_Record excerpts_

○ ○ ○

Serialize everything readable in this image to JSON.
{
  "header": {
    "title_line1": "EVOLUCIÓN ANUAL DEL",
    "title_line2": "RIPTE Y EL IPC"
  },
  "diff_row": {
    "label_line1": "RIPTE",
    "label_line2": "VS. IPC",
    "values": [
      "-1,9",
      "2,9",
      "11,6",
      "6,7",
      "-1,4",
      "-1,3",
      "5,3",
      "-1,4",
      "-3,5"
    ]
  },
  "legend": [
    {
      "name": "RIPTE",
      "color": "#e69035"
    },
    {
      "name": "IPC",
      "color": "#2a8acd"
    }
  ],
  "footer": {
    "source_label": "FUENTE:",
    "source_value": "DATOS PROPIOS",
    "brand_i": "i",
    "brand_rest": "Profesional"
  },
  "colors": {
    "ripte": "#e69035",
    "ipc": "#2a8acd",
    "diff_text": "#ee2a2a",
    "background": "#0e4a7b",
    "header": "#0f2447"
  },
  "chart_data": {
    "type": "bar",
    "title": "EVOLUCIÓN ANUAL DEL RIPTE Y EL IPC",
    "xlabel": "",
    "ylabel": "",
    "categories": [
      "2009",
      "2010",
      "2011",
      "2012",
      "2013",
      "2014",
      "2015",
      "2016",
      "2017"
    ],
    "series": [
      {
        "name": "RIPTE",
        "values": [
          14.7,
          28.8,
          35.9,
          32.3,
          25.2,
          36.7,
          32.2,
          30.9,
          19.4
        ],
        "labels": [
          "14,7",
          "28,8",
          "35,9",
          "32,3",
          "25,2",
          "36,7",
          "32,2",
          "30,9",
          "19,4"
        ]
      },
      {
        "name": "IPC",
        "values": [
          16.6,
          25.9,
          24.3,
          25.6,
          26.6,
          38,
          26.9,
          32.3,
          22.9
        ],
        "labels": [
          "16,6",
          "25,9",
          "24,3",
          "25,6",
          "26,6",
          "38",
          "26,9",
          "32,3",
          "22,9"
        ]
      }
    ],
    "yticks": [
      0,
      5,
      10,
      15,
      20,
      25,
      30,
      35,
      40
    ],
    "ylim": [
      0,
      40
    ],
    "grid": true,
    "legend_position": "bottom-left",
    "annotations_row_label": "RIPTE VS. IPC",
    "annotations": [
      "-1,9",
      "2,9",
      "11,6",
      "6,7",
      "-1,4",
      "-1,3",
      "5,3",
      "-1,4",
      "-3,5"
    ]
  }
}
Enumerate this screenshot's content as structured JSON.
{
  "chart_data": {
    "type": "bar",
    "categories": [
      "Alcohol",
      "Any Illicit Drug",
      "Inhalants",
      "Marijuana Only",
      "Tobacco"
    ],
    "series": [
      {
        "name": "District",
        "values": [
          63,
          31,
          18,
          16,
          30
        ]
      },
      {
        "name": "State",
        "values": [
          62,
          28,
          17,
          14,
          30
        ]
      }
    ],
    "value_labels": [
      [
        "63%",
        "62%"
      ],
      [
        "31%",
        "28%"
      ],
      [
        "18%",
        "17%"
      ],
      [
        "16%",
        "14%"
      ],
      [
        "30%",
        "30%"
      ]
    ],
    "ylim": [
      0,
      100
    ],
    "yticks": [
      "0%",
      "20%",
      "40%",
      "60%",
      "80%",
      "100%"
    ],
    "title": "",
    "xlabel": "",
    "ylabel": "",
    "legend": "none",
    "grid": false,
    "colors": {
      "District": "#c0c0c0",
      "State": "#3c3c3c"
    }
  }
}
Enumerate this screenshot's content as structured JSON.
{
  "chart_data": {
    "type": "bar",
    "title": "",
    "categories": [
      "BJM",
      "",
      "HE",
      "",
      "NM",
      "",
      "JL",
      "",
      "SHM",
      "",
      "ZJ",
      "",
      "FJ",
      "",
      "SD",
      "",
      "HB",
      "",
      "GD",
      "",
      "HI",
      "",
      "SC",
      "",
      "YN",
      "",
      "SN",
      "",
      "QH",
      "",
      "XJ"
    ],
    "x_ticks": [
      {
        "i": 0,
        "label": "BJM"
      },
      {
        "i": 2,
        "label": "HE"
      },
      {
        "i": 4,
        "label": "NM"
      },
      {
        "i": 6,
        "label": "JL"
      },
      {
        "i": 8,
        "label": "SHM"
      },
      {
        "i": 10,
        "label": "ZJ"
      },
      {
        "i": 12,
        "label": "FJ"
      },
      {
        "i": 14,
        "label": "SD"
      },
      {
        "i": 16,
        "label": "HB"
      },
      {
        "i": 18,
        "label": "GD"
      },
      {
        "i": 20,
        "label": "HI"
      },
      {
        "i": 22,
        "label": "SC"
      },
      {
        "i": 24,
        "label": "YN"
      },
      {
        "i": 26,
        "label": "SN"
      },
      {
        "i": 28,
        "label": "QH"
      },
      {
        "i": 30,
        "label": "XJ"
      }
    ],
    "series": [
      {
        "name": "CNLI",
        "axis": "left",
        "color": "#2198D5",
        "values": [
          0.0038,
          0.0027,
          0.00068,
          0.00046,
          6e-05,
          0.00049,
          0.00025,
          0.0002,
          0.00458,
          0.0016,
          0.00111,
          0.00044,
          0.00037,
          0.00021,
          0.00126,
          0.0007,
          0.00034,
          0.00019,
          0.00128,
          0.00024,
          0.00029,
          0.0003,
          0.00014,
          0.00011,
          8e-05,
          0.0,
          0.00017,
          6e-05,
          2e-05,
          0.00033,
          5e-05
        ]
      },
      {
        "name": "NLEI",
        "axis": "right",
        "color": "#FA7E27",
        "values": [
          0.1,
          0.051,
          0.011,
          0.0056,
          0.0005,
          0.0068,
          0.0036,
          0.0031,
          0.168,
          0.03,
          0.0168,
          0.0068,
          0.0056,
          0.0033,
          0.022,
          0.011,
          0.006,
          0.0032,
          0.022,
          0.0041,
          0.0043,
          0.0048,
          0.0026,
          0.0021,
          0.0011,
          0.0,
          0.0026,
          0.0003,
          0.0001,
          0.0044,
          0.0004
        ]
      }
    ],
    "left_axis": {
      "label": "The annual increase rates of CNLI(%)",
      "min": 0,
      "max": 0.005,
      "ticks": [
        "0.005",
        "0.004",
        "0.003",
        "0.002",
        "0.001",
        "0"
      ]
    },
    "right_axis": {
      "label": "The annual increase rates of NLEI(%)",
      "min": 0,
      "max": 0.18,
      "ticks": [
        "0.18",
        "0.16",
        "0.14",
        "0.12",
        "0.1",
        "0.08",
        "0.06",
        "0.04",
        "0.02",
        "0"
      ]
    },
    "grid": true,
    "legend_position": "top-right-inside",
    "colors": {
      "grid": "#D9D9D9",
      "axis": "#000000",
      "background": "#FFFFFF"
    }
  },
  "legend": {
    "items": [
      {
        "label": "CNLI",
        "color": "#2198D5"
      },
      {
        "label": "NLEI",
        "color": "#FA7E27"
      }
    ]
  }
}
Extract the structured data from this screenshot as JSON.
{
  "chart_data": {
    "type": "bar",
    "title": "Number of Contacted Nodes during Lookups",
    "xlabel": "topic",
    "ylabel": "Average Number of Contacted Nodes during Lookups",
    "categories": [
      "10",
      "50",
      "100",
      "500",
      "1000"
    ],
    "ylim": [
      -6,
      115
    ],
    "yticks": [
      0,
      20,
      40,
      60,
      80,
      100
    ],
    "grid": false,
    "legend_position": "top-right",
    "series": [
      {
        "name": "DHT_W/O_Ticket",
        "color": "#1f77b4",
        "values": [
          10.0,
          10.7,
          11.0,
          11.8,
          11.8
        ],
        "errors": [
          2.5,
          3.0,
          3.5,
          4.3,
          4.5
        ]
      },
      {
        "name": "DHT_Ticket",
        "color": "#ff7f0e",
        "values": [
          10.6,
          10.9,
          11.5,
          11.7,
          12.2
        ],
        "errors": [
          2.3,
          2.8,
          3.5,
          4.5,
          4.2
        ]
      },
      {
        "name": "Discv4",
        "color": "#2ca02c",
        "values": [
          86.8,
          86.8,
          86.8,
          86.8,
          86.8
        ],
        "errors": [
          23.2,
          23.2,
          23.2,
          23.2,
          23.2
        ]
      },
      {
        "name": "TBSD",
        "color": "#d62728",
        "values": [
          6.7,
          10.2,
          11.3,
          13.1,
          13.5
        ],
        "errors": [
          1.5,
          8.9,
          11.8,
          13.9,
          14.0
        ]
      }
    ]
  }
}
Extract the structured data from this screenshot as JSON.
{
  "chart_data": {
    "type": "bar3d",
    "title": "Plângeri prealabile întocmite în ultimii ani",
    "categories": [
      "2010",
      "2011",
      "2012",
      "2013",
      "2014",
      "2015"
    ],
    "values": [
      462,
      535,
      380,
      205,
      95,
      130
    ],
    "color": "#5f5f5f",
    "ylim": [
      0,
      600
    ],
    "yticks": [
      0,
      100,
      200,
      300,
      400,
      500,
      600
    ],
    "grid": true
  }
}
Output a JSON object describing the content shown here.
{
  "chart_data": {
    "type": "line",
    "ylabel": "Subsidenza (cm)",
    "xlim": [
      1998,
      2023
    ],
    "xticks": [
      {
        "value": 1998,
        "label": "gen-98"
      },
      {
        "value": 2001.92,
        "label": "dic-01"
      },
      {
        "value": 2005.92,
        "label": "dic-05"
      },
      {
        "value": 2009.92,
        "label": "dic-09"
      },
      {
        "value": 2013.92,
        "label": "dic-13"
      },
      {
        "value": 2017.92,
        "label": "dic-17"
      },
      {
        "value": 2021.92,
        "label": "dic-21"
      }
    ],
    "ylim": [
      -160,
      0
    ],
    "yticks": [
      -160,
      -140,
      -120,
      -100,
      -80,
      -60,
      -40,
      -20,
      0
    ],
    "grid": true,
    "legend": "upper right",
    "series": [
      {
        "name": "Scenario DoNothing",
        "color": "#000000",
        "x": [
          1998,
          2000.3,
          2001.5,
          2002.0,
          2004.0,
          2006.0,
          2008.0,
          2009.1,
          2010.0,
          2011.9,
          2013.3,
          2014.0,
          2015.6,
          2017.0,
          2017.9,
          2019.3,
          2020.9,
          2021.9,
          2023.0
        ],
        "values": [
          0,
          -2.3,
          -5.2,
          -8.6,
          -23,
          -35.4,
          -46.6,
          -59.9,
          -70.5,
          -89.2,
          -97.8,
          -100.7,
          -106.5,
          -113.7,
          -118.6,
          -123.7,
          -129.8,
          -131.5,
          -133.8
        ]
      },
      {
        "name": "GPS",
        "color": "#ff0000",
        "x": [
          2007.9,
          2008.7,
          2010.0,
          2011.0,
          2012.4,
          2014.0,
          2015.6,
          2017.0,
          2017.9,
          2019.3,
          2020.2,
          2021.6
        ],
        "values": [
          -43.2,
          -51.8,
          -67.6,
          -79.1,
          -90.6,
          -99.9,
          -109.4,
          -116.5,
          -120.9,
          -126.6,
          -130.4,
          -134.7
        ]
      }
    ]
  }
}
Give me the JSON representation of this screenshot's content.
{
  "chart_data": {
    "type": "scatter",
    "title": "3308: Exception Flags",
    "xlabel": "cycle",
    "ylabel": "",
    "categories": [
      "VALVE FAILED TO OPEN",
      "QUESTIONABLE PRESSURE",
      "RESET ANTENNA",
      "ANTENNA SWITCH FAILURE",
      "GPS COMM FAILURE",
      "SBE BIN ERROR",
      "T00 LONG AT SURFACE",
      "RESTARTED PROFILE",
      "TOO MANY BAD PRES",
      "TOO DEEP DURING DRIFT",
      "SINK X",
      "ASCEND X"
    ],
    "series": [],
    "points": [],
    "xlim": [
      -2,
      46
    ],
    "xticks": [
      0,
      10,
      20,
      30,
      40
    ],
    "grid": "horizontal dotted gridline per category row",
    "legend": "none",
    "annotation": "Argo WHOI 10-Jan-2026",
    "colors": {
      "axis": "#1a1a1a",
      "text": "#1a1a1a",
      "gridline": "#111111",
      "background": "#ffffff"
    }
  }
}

○ ○ ○

_Task statement_
Copy all lines in the listing above where the string "content" appears.

_Task solution_
Enumerate this screenshot's content as structured JSON.
Enumerate this screenshot's content as structured JSON.
Output a JSON object describing the content shown here.
Give me the JSON representation of this screenshot's content.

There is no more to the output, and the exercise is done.